** begin Extracted records **

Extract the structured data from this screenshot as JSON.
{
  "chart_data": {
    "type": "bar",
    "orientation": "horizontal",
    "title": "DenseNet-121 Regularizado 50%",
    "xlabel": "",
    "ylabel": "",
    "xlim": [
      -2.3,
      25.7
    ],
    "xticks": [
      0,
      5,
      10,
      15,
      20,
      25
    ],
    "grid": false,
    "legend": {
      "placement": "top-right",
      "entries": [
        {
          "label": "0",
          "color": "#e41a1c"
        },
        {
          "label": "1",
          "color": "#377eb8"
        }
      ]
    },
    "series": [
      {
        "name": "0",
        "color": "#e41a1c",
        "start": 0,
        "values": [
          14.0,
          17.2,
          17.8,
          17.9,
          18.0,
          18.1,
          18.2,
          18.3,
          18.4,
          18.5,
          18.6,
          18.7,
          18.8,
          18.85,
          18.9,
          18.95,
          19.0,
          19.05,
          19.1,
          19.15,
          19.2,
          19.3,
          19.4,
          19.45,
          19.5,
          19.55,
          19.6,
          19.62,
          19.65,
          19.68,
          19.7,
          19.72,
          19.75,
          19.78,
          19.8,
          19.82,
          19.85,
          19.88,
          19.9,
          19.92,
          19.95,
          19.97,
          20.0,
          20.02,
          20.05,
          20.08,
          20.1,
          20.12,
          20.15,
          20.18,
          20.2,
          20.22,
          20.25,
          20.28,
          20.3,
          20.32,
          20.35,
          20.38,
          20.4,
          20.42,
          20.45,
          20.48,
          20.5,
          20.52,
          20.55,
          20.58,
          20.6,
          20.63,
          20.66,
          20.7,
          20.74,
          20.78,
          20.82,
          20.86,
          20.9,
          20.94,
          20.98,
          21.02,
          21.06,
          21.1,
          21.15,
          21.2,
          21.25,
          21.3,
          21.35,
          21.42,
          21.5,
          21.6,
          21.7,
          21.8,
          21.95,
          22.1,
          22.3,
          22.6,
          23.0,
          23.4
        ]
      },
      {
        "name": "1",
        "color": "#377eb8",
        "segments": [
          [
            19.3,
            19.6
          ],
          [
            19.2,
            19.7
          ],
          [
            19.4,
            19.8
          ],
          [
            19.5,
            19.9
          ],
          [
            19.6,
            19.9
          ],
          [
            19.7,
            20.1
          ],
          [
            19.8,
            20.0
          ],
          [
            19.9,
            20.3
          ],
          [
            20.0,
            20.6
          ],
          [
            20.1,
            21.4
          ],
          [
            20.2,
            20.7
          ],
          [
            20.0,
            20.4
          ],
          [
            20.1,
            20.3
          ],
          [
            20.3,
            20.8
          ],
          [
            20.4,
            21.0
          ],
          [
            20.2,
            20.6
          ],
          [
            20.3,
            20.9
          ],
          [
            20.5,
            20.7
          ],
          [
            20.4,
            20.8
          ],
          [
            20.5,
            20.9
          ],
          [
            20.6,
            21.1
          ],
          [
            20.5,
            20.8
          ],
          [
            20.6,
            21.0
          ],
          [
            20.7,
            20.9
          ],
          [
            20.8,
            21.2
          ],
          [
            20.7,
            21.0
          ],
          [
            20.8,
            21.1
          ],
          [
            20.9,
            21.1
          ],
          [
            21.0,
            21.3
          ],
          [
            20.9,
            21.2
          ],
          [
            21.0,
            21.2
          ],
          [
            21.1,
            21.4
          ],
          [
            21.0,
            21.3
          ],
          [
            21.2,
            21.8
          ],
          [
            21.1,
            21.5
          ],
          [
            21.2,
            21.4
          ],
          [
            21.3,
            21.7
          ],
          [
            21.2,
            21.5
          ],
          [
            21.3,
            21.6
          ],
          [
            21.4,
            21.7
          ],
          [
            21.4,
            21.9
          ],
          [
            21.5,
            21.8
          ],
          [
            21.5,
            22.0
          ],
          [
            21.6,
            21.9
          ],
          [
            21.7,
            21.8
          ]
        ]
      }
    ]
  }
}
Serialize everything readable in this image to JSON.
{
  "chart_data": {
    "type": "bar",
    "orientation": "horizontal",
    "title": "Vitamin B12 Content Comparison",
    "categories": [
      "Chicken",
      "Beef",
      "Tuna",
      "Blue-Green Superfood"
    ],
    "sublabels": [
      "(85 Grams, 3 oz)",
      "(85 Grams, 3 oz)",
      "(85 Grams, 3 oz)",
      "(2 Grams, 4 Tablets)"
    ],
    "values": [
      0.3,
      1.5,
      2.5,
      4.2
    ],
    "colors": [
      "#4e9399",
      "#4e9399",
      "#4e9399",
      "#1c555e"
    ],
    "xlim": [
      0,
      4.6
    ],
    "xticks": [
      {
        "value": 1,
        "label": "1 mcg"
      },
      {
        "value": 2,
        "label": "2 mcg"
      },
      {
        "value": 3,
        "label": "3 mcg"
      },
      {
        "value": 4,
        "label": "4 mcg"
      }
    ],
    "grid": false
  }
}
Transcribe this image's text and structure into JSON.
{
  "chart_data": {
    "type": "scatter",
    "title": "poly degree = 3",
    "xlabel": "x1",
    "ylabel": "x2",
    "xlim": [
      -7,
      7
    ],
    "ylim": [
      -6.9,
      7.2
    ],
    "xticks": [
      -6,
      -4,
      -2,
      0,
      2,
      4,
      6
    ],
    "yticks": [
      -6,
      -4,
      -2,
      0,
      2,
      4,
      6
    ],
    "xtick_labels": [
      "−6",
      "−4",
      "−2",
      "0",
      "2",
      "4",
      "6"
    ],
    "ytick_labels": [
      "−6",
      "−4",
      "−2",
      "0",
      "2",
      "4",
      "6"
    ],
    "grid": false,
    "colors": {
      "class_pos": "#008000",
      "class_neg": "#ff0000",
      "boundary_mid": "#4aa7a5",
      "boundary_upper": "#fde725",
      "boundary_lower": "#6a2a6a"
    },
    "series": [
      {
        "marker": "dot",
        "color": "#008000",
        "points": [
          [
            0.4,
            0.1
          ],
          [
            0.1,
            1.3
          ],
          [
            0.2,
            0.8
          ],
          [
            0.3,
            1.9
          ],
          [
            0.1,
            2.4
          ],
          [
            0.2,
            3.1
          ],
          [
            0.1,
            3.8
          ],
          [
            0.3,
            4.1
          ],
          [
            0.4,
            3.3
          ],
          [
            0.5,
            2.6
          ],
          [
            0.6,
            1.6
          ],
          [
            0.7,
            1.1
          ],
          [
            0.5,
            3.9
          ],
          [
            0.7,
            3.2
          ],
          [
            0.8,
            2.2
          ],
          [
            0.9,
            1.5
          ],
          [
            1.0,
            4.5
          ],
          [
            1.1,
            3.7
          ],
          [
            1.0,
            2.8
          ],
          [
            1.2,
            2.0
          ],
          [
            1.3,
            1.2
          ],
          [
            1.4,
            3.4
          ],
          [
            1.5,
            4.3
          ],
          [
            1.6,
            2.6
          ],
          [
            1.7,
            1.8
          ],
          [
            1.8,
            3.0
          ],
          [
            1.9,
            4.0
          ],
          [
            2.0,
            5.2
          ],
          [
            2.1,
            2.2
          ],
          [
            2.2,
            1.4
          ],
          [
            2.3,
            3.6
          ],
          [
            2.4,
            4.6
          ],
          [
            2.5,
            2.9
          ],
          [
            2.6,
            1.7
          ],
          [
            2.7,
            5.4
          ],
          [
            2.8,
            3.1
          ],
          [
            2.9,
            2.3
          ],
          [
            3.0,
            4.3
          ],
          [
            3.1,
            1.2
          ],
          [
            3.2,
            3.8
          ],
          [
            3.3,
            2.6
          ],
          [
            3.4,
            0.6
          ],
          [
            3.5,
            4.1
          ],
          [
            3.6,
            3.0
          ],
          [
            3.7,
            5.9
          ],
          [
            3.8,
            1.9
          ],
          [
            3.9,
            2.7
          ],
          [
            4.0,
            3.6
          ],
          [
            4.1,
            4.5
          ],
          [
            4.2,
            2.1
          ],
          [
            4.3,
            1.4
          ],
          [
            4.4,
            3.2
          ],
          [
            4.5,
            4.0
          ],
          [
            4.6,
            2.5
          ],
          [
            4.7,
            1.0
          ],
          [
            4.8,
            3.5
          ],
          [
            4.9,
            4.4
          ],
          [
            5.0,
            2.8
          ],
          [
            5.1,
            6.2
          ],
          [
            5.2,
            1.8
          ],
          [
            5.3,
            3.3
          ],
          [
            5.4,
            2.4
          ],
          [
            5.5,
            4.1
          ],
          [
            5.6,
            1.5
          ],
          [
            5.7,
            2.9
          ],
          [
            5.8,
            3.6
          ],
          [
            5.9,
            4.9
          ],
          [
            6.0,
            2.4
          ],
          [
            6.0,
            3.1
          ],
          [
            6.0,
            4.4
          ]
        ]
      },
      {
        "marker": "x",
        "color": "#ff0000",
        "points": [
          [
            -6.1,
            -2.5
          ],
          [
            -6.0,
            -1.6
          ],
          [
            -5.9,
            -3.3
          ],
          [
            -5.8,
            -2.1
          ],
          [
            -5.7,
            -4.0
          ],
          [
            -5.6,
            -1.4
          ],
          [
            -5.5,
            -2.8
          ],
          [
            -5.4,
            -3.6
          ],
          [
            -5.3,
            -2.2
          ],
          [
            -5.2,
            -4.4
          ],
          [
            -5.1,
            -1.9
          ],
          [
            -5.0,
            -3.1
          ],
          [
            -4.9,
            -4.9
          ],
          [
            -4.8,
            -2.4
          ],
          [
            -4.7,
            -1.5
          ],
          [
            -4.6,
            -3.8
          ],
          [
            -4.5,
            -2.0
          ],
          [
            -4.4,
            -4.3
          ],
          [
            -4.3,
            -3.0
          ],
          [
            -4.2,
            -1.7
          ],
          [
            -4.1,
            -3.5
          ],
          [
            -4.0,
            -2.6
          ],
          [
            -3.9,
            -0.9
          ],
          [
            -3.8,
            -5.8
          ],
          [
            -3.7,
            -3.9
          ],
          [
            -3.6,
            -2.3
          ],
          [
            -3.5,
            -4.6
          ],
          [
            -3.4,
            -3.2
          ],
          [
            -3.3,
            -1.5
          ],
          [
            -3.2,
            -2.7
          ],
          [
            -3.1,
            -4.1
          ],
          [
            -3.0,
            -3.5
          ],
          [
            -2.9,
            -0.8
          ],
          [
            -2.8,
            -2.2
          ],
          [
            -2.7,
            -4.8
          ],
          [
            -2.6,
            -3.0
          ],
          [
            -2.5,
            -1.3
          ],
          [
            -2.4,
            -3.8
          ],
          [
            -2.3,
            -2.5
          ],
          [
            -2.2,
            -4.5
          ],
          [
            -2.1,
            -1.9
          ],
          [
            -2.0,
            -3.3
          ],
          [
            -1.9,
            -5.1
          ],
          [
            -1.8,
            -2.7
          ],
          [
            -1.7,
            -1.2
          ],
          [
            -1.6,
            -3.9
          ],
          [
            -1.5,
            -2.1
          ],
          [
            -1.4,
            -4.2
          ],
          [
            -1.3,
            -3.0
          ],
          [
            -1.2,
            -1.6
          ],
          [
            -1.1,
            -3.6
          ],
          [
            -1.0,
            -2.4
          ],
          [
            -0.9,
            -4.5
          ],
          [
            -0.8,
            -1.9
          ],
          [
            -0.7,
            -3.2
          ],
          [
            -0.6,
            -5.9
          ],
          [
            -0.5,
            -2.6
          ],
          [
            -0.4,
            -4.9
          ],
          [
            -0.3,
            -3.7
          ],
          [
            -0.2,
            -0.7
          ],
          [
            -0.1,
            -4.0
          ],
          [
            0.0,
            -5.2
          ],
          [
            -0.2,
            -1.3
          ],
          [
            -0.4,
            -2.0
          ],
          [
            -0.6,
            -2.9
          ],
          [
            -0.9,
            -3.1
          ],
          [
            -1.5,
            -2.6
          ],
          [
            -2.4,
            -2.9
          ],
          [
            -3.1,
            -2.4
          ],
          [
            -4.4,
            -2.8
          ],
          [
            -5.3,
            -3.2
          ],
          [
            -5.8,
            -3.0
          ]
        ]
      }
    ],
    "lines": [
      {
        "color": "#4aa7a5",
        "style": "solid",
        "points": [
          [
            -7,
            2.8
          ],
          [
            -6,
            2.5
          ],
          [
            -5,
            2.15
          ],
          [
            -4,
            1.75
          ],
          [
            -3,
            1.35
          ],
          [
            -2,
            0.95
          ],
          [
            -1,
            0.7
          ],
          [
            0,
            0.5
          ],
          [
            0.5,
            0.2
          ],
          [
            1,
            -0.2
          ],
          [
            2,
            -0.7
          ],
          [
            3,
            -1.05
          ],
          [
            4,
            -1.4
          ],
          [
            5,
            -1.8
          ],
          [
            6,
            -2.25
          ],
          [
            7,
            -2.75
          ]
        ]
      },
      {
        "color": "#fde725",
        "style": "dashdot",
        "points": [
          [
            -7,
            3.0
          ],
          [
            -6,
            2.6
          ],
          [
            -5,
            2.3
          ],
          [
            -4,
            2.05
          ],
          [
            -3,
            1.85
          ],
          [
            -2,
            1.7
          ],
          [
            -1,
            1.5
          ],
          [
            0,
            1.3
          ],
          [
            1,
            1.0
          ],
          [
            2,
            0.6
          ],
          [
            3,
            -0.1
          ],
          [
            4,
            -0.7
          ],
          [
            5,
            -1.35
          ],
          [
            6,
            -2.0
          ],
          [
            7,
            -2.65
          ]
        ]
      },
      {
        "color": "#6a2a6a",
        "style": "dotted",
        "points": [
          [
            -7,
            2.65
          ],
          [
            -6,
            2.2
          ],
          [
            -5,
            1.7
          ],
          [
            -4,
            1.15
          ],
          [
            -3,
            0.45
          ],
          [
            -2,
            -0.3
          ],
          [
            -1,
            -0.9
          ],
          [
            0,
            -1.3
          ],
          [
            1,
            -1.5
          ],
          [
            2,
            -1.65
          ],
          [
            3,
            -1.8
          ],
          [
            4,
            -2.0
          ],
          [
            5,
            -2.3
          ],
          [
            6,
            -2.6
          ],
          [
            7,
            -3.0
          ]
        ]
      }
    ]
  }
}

** end Extracted records **

* **What this task involves**
From the entries above, extract each line containing "title".

* **Exercise output**
    "title": "DenseNet-121 Regularizado 50%",
    "title": "Vitamin B12 Content Comparison",
    "title": "poly degree = 3",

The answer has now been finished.